··· Dataset extract

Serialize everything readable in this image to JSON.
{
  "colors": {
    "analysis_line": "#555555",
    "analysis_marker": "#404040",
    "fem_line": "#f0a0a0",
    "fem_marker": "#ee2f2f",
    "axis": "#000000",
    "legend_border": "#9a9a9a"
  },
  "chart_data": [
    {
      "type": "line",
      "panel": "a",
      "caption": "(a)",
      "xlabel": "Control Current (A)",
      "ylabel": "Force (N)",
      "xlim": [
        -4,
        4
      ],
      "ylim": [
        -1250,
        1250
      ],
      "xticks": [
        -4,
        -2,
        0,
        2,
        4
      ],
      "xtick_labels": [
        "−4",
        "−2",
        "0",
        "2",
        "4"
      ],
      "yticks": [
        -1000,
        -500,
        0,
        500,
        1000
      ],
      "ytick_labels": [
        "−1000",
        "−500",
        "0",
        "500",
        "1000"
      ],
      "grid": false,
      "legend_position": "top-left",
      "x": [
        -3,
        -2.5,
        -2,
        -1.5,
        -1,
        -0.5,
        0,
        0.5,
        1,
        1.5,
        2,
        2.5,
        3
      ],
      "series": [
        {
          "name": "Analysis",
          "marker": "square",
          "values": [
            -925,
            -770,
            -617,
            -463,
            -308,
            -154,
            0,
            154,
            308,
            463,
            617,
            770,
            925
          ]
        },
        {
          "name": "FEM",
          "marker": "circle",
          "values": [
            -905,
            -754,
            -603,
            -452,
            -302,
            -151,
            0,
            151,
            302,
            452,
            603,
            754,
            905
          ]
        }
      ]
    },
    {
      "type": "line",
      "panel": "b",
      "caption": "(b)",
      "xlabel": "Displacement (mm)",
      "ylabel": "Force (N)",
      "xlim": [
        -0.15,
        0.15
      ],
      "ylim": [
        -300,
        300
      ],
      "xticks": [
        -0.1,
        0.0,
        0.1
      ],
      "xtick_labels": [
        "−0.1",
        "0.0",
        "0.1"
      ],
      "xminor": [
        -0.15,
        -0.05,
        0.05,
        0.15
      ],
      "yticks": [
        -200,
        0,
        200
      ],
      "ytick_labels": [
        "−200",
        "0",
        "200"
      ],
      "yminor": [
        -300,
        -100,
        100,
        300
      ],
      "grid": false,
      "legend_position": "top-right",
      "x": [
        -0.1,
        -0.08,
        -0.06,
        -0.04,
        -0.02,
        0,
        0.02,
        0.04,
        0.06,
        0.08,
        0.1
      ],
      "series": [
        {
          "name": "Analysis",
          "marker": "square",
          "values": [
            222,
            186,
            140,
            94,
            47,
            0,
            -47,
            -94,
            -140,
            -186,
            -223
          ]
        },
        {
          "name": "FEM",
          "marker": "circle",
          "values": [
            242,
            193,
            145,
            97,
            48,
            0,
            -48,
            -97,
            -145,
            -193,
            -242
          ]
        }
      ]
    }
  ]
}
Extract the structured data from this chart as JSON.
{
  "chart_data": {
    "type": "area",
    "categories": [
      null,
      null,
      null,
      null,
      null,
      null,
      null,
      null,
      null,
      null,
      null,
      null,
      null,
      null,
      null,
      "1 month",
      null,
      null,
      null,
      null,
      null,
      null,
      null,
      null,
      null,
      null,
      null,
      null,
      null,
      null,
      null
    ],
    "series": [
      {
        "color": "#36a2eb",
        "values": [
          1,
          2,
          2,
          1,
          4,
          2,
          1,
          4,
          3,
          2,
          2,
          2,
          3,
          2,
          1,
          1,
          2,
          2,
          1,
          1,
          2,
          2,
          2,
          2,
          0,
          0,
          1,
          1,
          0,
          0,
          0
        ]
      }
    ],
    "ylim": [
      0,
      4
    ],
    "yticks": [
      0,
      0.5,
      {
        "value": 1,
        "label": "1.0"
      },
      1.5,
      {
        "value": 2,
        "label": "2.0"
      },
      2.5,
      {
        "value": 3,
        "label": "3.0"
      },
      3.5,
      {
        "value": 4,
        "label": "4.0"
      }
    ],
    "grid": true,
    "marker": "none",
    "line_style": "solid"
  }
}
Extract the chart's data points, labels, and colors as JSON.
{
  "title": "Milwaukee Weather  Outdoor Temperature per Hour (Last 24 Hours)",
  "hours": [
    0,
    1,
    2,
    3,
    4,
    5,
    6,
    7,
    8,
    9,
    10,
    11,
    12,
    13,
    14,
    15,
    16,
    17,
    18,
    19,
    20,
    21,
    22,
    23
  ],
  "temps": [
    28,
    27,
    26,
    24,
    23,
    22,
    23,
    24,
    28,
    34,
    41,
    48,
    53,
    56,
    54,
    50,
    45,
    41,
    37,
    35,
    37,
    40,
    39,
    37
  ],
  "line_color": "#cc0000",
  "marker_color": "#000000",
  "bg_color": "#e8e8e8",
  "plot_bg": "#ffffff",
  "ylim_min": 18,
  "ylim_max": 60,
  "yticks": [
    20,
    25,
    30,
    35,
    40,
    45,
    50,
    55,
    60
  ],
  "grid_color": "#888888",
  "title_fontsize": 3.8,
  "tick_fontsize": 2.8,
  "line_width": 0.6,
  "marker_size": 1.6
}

······

▶ **Aim**: What is needed here is an exact reproduction of all the entries.

▶ **Reply to the exercise**:
Serialize everything readable in this image to JSON.
{
  "colors": {
    "analysis_line": "#555555",
    "analysis_marker": "#404040",
    "fem_line": "#f0a0a0",
    "fem_marker": "#ee2f2f",
    "axis": "#000000",
    "legend_border": "#9a9a9a"
  },
  "chart_data": [
    {
      "type": "line",
      "panel": "a",
      "caption": "(a)",
      "xlabel": "Control Current (A)",
      "ylabel": "Force (N)",
      "xlim": [
        -4,
        4
      ],
      "ylim": [
        -1250,
        1250
      ],
      "xticks": [
        -4,
        -2,
        0,
        2,
        4
      ],
      "xtick_labels": [
        "−4",
        "−2",
        "0",
        "2",
        "4"
      ],
      "yticks": [
        -1000,
        -500,
        0,
        500,
        1000
      ],
      "ytick_labels": [
        "−1000",
        "−500",
        "0",
        "500",
        "1000"
      ],
      "grid": false,
      "legend_position": "top-left",
      "x": [
        -3,
        -2.5,
        -2,
        -1.5,
        -1,
        -0.5,
        0,
        0.5,
        1,
        1.5,
        2,
        2.5,
        3
      ],
      "series": [
        {
          "name": "Analysis",
          "marker": "square",
          "values": [
            -925,
            -770,
            -617,
            -463,
            -308,
            -154,
            0,
            154,
            308,
            463,
            617,
            770,
            925
          ]
        },
        {
          "name": "FEM",
          "marker": "circle",
          "values": [
            -905,
            -754,
            -603,
            -452,
            -302,
            -151,
            0,
            151,
            302,
            452,
            603,
            754,
            905
          ]
        }
      ]
    },
    {
      "type": "line",
      "panel": "b",
      "caption": "(b)",
      "xlabel": "Displacement (mm)",
      "ylabel": "Force (N)",
      "xlim": [
        -0.15,
        0.15
      ],
      "ylim": [
        -300,
        300
      ],
      "xticks": [
        -0.1,
        0.0,
        0.1
      ],
      "xtick_labels": [
        "−0.1",
        "0.0",
        "0.1"
      ],
      "xminor": [
        -0.15,
        -0.05,
        0.05,
        0.15
      ],
      "yticks": [
        -200,
        0,
        200
      ],
      "ytick_labels": [
        "−200",
        "0",
        "200"
      ],
      "yminor": [
        -300,
        -100,
        100,
        300
      ],
      "grid": false,
      "legend_position": "top-right",
      "x": [
        -0.1,
        -0.08,
        -0.06,
        -0.04,
        -0.02,
        0,
        0.02,
        0.04,
        0.06,
        0.08,
        0.1
      ],
      "series": [
        {
          "name": "Analysis",
          "marker": "square",
          "values": [
            222,
            186,
            140,
            94,
            47,
            0,
            -47,
            -94,
            -140,
            -186,
            -223
          ]
        },
        {
          "name": "FEM",
          "marker": "circle",
          "values": [
            242,
            193,
            145,
            97,
            48,
            0,
            -48,
            -97,
            -145,
            -193,
            -242
          ]
        }
      ]
    }
  ]
}
Extract the structured data from this chart as JSON.
{
  "chart_data": {
    "type": "area",
    "categories": [
      null,
      null,
      null,
      null,
      null,
      null,
      null,
      null,
      null,
      null,
      null,
      null,
      null,
      null,
      null,
      "1 month",
      null,
      null,
      null,
      null,
      null,
      null,
      null,
      null,
      null,
      null,
      null,
      null,
      null,
      null,
      null
    ],
    "series": [
      {
        "color": "#36a2eb",
        "values": [
          1,
          2,
          2,
          1,
          4,
          2,
          1,
          4,
          3,
          2,
          2,
          2,
          3,
          2,
          1,
          1,
          2,
          2,
          1,
          1,
          2,
          2,
          2,
          2,
          0,
          0,
          1,
          1,
          0,
          0,
          0
        ]
      }
    ],
    "ylim": [
      0,
      4
    ],
    "yticks": [
      0,
      0.5,
      {
        "value": 1,
        "label": "1.0"
      },
      1.5,
      {
        "value": 2,
        "label": "2.0"
      },
      2.5,
      {
        "value": 3,
        "label": "3.0"
      },
      3.5,
      {
        "value": 4,
        "label": "4.0"
      }
    ],
    "grid": true,
    "marker": "none",
    "line_style": "solid"
  }
}
Extract the chart's data points, labels, and colors as JSON.
{
  "title": "Milwaukee Weather  Outdoor Temperature per Hour (Last 24 Hours)",
  "hours": [
    0,
    1,
    2,
    3,
    4,
    5,
    6,
    7,
    8,
    9,
    10,
    11,
    12,
    13,
    14,
    15,
    16,
    17,
    18,
    19,
    20,
    21,
    22,
    23
  ],
  "temps": [
    28,
    27,
    26,
    24,
    23,
    22,
    23,
    24,
    28,
    34,
    41,
    48,
    53,
    56,
    54,
    50,
    45,
    41,
    37,
    35,
    37,
    40,
    39,
    37
  ],
  "line_color": "#cc0000",
  "marker_color": "#000000",
  "bg_color": "#e8e8e8",
  "plot_bg": "#ffffff",
  "ylim_min": 18,
  "ylim_max": 60,
  "yticks": [
    20,
    25,
    30,
    35,
    40,
    45,
    50,
    55,
    60
  ],
  "grid_color": "#888888",
  "title_fontsize": 3.8,
  "tick_fontsize": 2.8,
  "line_width": 0.6,
  "marker_size": 1.6
}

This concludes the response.